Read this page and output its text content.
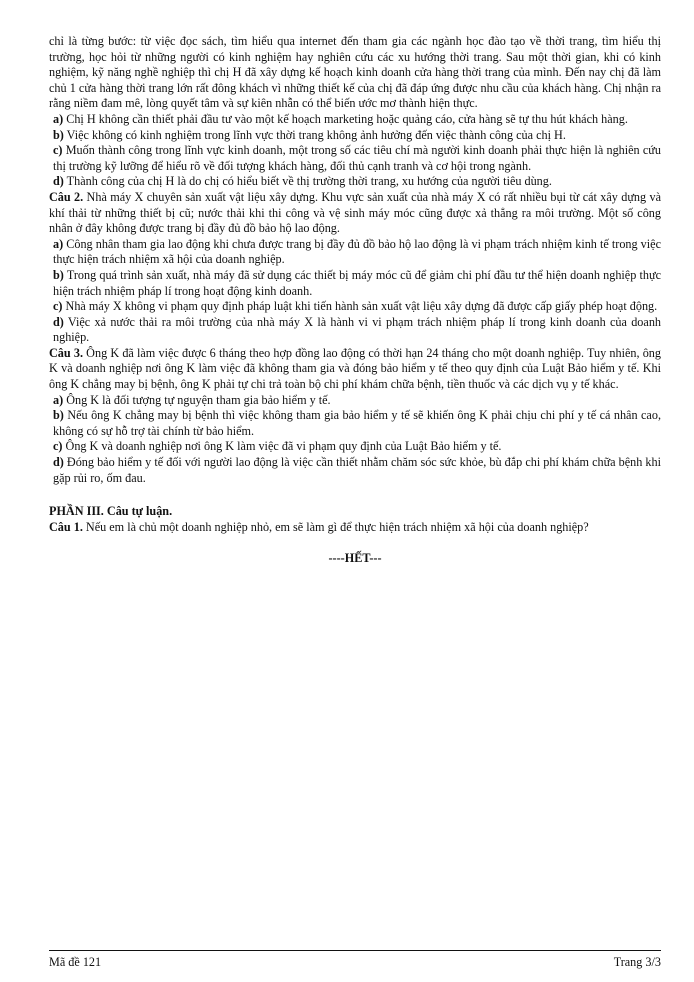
chỉ là từng bước: từ việc đọc sách, tìm hiểu qua internet đến tham gia các ngành học đào tạo về thời trang, tìm hiểu thị trường, học hỏi từ những người có kinh nghiệm hay nghiên cứu các xu hướng thời trang. Sau một thời gian, khi có kinh nghiệm, kỹ năng nghề nghiệp thì chị H đã xây dựng kế hoạch kinh doanh cửa hàng thời trang của mình. Đến nay chị đã làm chủ 1 cửa hàng thời trang lớn rất đông khách vì những thiết kế của chị đã đáp ứng được nhu cầu của khách hàng. Chị nhận ra rằng niềm đam mê, lòng quyết tâm và sự kiên nhẫn có thể biến ước mơ thành hiện thực.

a) Chị H không cần thiết phải đầu tư vào một kế hoạch marketing hoặc quảng cáo, cửa hàng sẽ tự thu hút khách hàng.

b) Việc không có kinh nghiệm trong lĩnh vực thời trang không ảnh hưởng đến việc thành công của chị H.

c) Muốn thành công trong lĩnh vực kinh doanh, một trong số các tiêu chí mà người kinh doanh phải thực hiện là nghiên cứu thị trường kỹ lưỡng để hiểu rõ về đối tượng khách hàng, đối thủ cạnh tranh và cơ hội trong ngành.

d) Thành công của chị H là do chị có hiểu biết về thị trường thời trang, xu hướng của người tiêu dùng.

Câu 2. Nhà máy X chuyên sản xuất vật liệu xây dựng. Khu vực sản xuất của nhà máy X có rất nhiều bụi từ cát xây dựng và khí thải từ những thiết bị cũ; nước thải khi thi công và vệ sinh máy móc cũng được xả thẳng ra môi trường. Một số công nhân ở đây không được trang bị đầy đủ đồ bảo hộ lao động.

a) Công nhân tham gia lao động khi chưa được trang bị đầy đủ đồ bảo hộ lao động là vi phạm trách nhiệm kinh tế trong việc thực hiện trách nhiệm xã hội của doanh nghiệp.

b) Trong quá trình sản xuất, nhà máy đã sử dụng các thiết bị máy móc cũ để giảm chi phí đầu tư thể hiện doanh nghiệp thực hiện trách nhiệm pháp lí trong hoạt động kinh doanh.

c) Nhà máy X không vi phạm quy định pháp luật khi tiến hành sản xuất vật liệu xây dựng đã được cấp giấy phép hoạt động.

d) Việc xả nước thải ra môi trường của nhà máy X là hành vi vi phạm trách nhiệm pháp lí trong kinh doanh của doanh nghiệp.

Câu 3. Ông K đã làm việc được 6 tháng theo hợp đồng lao động có thời hạn 24 tháng cho một doanh nghiệp. Tuy nhiên, ông K và doanh nghiệp nơi ông K làm việc đã không tham gia và đóng bảo hiểm y tế theo quy định của Luật Bảo hiểm y tế. Khi ông K chẳng may bị bệnh, ông K phải tự chi trả toàn bộ chi phí khám chữa bệnh, tiền thuốc và các dịch vụ y tế khác.

a) Ông K là đối tượng tự nguyện tham gia bảo hiểm y tế.

b) Nếu ông K chẳng may bị bệnh thì việc không tham gia bảo hiểm y tế sẽ khiến ông K phải chịu chi phí y tế cá nhân cao, không có sự hỗ trợ tài chính từ bảo hiểm.

c) Ông K và doanh nghiệp nơi ông K làm việc đã vi phạm quy định của Luật Bảo hiểm y tế.

d) Đóng bảo hiểm y tế đối với người lao động là việc cần thiết nhằm chăm sóc sức khỏe, bù đắp chi phí khám chữa bệnh khi gặp rủi ro, ốm đau.

PHẦN III. Câu tự luận.

Câu 1. Nếu em là chủ một doanh nghiệp nhỏ, em sẽ làm gì để thực hiện trách nhiệm xã hội của doanh nghiệp?

----HẾT---

Mã đề 121	Trang 3/3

WRITTEN TASK> Go through the data above and transcribe it in full, omitting any image.

EXERCISE RESULT>
Read this page and output its text content.
chỉ là từng bước: từ việc đọc sách, tìm hiểu qua internet đến tham gia các ngành học đào tạo về thời trang, tìm hiểu thị trường, học hỏi từ những người có kinh nghiệm hay nghiên cứu các xu hướng thời trang. Sau một thời gian, khi có kinh nghiệm, kỹ năng nghề nghiệp thì chị H đã xây dựng kế hoạch kinh doanh cửa hàng thời trang của mình. Đến nay chị đã làm chủ 1 cửa hàng thời trang lớn rất đông khách vì những thiết kế của chị đã đáp ứng được nhu cầu của khách hàng. Chị nhận ra rằng niềm đam mê, lòng quyết tâm và sự kiên nhẫn có thể biến ước mơ thành hiện thực.

a) Chị H không cần thiết phải đầu tư vào một kế hoạch marketing hoặc quảng cáo, cửa hàng sẽ tự thu hút khách hàng.

b) Việc không có kinh nghiệm trong lĩnh vực thời trang không ảnh hưởng đến việc thành công của chị H.

c) Muốn thành công trong lĩnh vực kinh doanh, một trong số các tiêu chí mà người kinh doanh phải thực hiện là nghiên cứu thị trường kỹ lưỡng để hiểu rõ về đối tượng khách hàng, đối thủ cạnh tranh và cơ hội trong ngành.

d) Thành công của chị H là do chị có hiểu biết về thị trường thời trang, xu hướng của người tiêu dùng.

Câu 2. Nhà máy X chuyên sản xuất vật liệu xây dựng. Khu vực sản xuất của nhà máy X có rất nhiều bụi từ cát xây dựng và khí thải từ những thiết bị cũ; nước thải khi thi công và vệ sinh máy móc cũng được xả thẳng ra môi trường. Một số công nhân ở đây không được trang bị đầy đủ đồ bảo hộ lao động.

a) Công nhân tham gia lao động khi chưa được trang bị đầy đủ đồ bảo hộ lao động là vi phạm trách nhiệm kinh tế trong việc thực hiện trách nhiệm xã hội của doanh nghiệp.

b) Trong quá trình sản xuất, nhà máy đã sử dụng các thiết bị máy móc cũ để giảm chi phí đầu tư thể hiện doanh nghiệp thực hiện trách nhiệm pháp lí trong hoạt động kinh doanh.

c) Nhà máy X không vi phạm quy định pháp luật khi tiến hành sản xuất vật liệu xây dựng đã được cấp giấy phép hoạt động.

d) Việc xả nước thải ra môi trường của nhà máy X là hành vi vi phạm trách nhiệm pháp lí trong kinh doanh của doanh nghiệp.

Câu 3. Ông K đã làm việc được 6 tháng theo hợp đồng lao động có thời hạn 24 tháng cho một doanh nghiệp. Tuy nhiên, ông K và doanh nghiệp nơi ông K làm việc đã không tham gia và đóng bảo hiểm y tế theo quy định của Luật Bảo hiểm y tế. Khi ông K chẳng may bị bệnh, ông K phải tự chi trả toàn bộ chi phí khám chữa bệnh, tiền thuốc và các dịch vụ y tế khác.

a) Ông K là đối tượng tự nguyện tham gia bảo hiểm y tế.

b) Nếu ông K chẳng may bị bệnh thì việc không tham gia bảo hiểm y tế sẽ khiến ông K phải chịu chi phí y tế cá nhân cao, không có sự hỗ trợ tài chính từ bảo hiểm.

c) Ông K và doanh nghiệp nơi ông K làm việc đã vi phạm quy định của Luật Bảo hiểm y tế.

d) Đóng bảo hiểm y tế đối với người lao động là việc cần thiết nhằm chăm sóc sức khỏe, bù đắp chi phí khám chữa bệnh khi gặp rủi ro, ốm đau.

PHẦN III. Câu tự luận.

Câu 1. Nếu em là chủ một doanh nghiệp nhỏ, em sẽ làm gì để thực hiện trách nhiệm xã hội của doanh nghiệp?

----HẾT---

Mã đề 121	Trang 3/3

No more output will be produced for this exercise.